▶ Your task:
Using the entries that follow, count the lines containing the word "engineering" and give that number by itself.

(Dataset records)
+ + + + + + +

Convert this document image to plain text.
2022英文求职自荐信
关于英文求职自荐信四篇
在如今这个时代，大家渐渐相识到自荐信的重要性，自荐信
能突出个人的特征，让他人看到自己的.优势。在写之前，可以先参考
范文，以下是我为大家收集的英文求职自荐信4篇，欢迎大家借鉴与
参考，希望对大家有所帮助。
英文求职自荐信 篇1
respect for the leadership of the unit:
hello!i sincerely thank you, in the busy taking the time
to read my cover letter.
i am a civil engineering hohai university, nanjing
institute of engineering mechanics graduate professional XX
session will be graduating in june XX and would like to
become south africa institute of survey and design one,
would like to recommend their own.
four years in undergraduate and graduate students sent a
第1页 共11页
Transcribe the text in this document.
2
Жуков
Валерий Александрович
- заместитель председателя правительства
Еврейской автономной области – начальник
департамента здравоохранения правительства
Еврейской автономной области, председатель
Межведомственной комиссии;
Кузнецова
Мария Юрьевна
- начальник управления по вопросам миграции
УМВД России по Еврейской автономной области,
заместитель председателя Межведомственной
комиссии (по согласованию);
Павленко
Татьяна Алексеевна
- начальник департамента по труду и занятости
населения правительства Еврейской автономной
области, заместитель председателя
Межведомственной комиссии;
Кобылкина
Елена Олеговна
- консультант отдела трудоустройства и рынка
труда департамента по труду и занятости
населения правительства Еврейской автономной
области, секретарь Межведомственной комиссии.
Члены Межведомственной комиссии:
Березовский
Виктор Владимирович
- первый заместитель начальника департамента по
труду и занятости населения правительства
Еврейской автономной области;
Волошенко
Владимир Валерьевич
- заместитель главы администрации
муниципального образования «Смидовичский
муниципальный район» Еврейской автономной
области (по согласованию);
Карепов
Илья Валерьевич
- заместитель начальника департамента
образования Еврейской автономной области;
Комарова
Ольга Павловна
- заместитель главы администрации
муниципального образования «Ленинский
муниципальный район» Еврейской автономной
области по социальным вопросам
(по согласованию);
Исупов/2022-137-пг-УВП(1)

+ + + + + + +

▶ Solution to this task:
2